** Start of LISTED RECORDS **
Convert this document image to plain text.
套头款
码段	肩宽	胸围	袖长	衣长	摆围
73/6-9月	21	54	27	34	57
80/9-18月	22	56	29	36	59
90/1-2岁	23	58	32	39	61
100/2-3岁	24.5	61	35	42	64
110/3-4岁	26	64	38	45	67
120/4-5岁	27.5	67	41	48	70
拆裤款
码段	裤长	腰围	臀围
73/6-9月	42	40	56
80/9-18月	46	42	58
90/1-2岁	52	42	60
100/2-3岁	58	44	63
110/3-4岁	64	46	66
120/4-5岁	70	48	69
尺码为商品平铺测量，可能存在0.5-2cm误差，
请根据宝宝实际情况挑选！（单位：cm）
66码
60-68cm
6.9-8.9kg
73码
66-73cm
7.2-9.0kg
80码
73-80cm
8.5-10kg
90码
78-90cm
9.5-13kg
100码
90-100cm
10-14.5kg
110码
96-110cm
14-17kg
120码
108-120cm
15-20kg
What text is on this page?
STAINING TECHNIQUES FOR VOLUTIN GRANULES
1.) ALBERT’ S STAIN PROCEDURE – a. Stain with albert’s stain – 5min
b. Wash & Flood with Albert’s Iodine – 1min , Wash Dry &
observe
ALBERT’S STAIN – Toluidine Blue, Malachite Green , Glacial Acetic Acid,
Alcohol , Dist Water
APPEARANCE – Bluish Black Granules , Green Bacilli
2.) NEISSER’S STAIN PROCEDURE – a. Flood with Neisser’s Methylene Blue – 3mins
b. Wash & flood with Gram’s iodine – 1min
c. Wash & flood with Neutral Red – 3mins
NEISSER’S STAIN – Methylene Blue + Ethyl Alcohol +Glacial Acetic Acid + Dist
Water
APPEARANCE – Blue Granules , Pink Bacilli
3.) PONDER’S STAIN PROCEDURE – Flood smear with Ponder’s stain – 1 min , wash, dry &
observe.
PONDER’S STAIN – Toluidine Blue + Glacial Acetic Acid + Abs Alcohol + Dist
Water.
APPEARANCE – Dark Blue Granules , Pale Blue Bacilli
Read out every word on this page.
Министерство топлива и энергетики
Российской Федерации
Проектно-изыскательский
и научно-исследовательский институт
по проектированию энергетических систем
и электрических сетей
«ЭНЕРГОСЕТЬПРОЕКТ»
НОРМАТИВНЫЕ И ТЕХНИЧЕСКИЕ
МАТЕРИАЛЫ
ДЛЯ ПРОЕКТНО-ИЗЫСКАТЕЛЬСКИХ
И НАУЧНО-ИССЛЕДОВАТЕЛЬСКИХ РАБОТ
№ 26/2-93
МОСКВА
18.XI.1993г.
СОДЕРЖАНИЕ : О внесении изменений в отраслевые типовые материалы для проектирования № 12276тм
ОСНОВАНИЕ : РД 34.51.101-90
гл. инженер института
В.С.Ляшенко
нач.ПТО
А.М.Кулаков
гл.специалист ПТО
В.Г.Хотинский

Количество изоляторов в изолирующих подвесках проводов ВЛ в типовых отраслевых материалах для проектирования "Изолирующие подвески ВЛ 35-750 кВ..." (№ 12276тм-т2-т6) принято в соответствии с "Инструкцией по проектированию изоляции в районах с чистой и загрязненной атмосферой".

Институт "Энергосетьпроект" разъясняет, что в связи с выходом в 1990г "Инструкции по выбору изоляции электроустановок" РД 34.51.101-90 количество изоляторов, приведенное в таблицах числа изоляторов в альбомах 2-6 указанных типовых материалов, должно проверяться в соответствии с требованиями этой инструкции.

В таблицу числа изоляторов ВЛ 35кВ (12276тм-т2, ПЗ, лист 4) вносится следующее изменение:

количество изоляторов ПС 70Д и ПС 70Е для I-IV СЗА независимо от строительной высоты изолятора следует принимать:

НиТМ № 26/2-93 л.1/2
** End of LISTED RECORDS **
- EXERCISE OBJECTIVE
Where a line above holds the string "Bacilli", show that line.

- SOLUTION TO THIS PROBLEM
APPEARANCE – Bluish Black Granules , Green Bacilli
APPEARANCE – Blue Granules , Pink Bacilli
APPEARANCE – Dark Blue Granules , Pale Blue Bacilli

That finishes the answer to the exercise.